WHAT IS ASKED | Lines holding the string "Will" are the ones to copy; find them all in the data.

SUPPLIED INFORMATION |
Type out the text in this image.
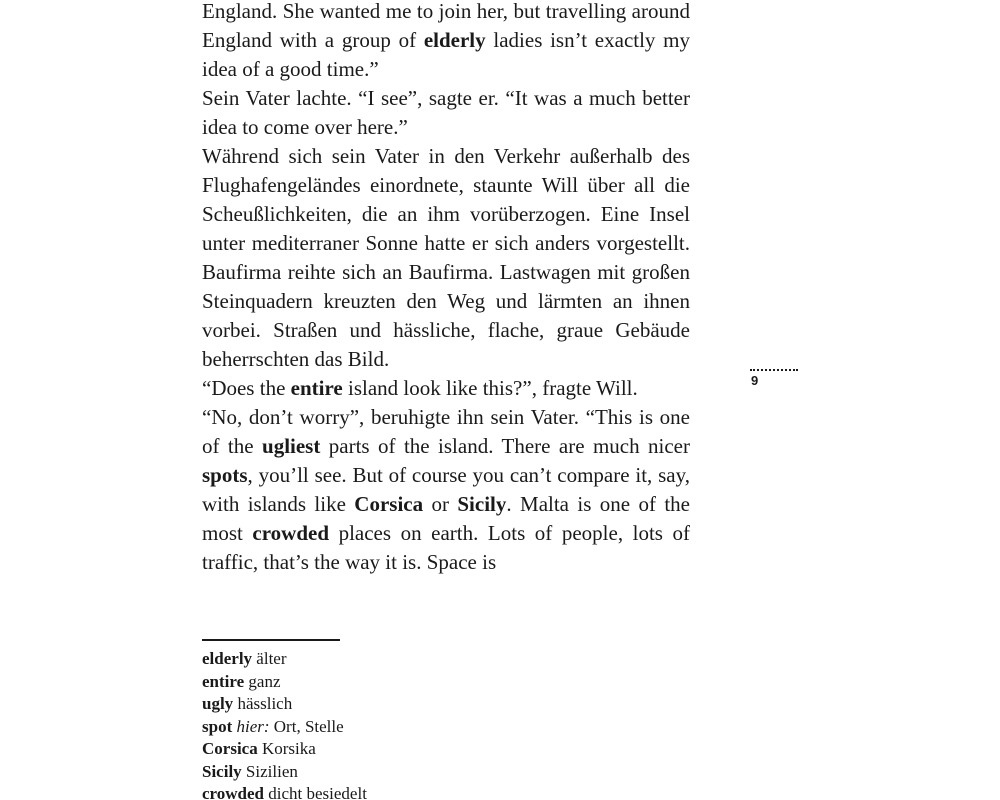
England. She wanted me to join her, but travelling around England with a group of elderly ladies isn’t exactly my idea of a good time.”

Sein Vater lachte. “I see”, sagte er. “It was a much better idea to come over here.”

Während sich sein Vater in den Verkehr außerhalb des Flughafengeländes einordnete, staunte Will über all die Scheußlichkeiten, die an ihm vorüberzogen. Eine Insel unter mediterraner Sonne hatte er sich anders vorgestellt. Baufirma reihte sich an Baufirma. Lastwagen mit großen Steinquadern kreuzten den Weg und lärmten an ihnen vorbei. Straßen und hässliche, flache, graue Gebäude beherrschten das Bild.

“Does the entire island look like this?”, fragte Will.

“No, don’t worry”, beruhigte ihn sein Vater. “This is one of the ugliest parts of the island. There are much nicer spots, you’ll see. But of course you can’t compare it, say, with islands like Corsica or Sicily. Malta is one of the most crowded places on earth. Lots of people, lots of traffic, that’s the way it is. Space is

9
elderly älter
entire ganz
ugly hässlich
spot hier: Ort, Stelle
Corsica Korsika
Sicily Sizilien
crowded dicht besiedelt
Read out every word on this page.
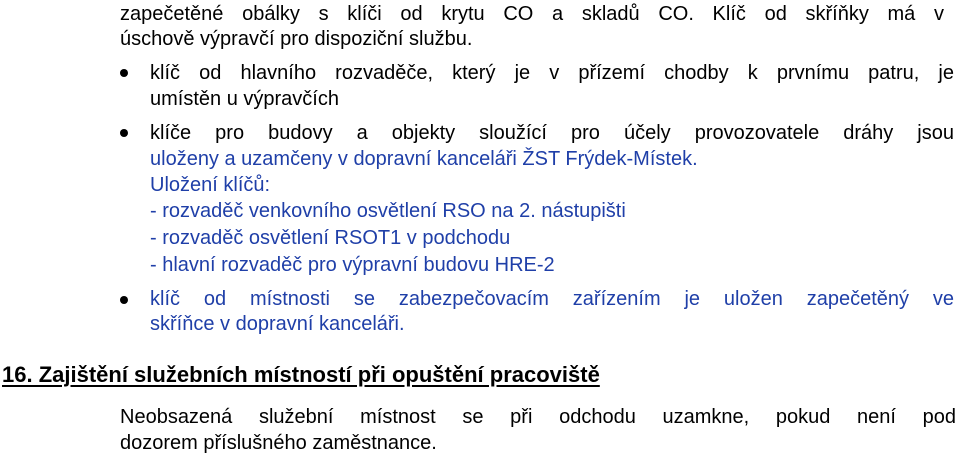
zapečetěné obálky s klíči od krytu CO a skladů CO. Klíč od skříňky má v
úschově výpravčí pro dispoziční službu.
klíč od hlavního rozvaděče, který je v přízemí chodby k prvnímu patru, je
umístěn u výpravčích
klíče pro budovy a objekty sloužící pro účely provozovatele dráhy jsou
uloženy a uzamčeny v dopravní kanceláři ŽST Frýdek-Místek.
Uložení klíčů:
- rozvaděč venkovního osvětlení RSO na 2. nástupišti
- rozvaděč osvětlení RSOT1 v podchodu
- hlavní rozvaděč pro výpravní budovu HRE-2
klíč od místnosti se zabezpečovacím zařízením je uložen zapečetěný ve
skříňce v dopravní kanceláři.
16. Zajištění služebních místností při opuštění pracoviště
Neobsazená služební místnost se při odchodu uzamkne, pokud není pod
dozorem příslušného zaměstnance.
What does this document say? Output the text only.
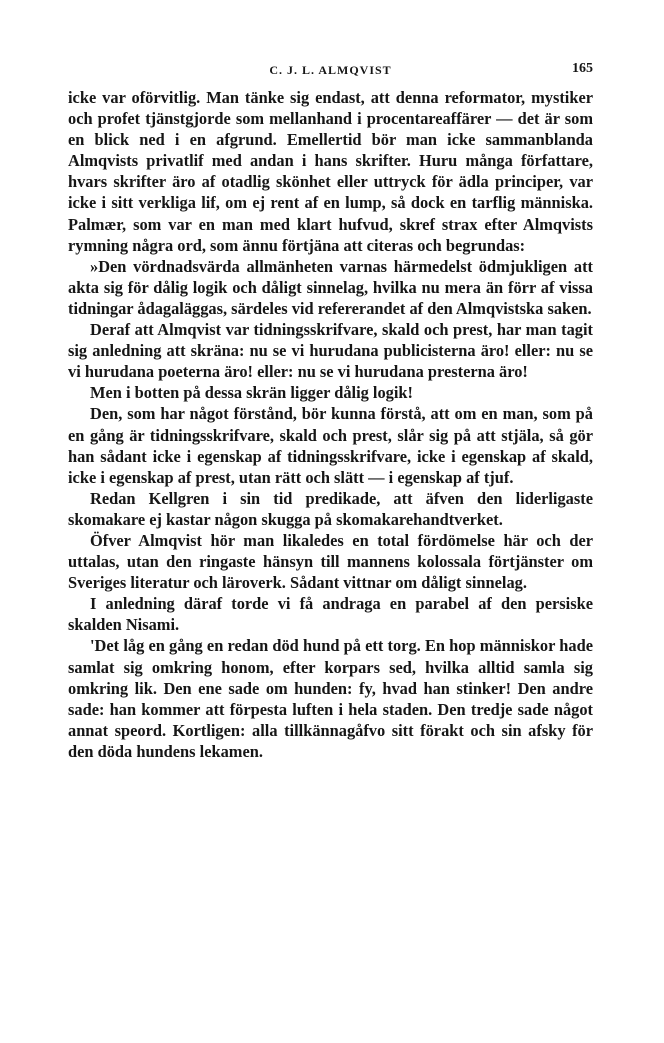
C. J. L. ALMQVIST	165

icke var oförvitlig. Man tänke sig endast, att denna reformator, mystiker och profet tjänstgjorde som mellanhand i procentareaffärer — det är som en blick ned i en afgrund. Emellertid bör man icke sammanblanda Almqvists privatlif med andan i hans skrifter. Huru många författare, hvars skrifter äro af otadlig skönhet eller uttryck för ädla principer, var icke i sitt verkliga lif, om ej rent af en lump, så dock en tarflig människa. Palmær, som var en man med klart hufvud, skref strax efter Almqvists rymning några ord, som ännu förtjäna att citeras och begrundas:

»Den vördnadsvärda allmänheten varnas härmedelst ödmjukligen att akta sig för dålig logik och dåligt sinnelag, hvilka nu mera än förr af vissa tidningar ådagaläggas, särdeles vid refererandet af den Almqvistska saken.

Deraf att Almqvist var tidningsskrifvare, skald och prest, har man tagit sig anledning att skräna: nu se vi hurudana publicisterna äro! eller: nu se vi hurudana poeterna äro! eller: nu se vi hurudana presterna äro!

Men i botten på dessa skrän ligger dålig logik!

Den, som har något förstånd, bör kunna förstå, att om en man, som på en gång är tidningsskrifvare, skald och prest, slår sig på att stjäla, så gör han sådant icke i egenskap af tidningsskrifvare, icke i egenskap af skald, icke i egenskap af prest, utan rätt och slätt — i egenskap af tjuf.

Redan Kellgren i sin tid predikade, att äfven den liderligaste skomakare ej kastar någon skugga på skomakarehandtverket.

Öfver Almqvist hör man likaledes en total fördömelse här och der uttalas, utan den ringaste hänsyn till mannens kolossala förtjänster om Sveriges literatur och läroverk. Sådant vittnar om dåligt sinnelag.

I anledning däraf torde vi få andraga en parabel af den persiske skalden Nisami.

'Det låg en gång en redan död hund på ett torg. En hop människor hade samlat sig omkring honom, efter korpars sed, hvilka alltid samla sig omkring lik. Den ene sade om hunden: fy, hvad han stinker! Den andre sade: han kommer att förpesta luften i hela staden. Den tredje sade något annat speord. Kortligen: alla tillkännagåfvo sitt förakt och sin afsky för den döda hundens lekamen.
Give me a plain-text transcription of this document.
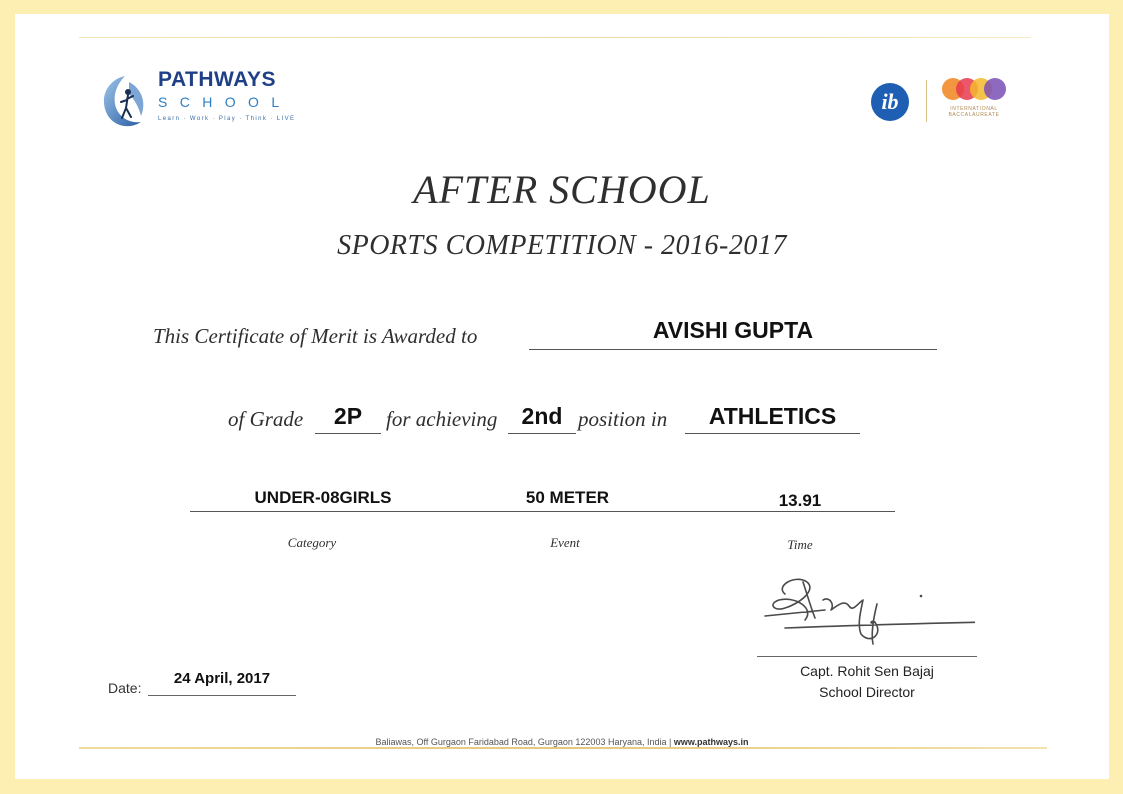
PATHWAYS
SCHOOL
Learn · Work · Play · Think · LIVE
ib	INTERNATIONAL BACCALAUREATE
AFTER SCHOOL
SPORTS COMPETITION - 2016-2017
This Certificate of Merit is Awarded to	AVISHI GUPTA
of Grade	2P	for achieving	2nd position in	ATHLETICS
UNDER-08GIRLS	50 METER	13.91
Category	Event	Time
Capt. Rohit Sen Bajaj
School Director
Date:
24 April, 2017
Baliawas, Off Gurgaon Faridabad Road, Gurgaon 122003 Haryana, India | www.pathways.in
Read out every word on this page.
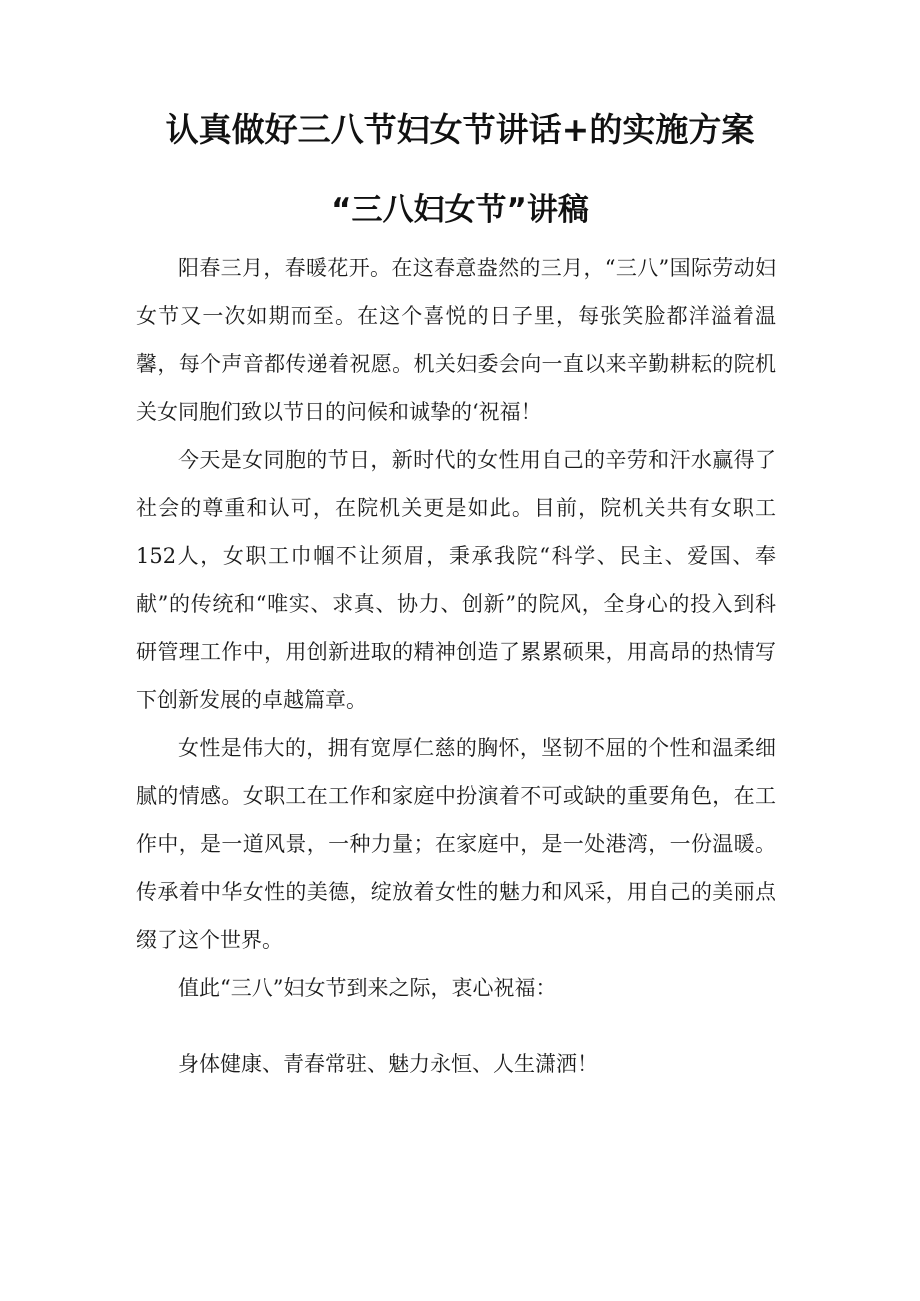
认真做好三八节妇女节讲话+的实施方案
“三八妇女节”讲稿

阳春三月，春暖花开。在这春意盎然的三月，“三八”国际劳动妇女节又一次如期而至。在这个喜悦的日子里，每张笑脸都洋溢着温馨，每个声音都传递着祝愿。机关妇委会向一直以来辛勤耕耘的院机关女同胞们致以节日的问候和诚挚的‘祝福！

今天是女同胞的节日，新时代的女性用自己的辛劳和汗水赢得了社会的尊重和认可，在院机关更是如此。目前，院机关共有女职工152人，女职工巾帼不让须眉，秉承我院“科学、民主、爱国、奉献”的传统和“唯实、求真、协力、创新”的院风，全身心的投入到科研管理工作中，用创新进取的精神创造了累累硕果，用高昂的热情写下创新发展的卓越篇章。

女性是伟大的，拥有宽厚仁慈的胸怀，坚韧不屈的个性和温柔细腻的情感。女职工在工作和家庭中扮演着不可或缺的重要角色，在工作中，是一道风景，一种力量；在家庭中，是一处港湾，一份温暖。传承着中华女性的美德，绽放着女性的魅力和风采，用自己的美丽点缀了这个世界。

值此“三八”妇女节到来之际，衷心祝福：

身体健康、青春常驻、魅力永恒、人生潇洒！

COMPLETE OUTPUT |
Während sich sein Vater in den Verkehr außerhalb des Flughafengeländes einordnete, staunte Will über all die Scheußlichkeiten, die an ihm vorüberzogen. Eine Insel unter mediterraner Sonne hatte er sich anders vorgestellt. Baufirma reihte sich an Baufirma. Lastwagen mit großen Steinquadern kreuzten den Weg und lärmten an ihnen vorbei. Straßen und hässliche, flache, graue Gebäude beherrschten das Bild.
“Does the entire island look like this?”, fragte Will.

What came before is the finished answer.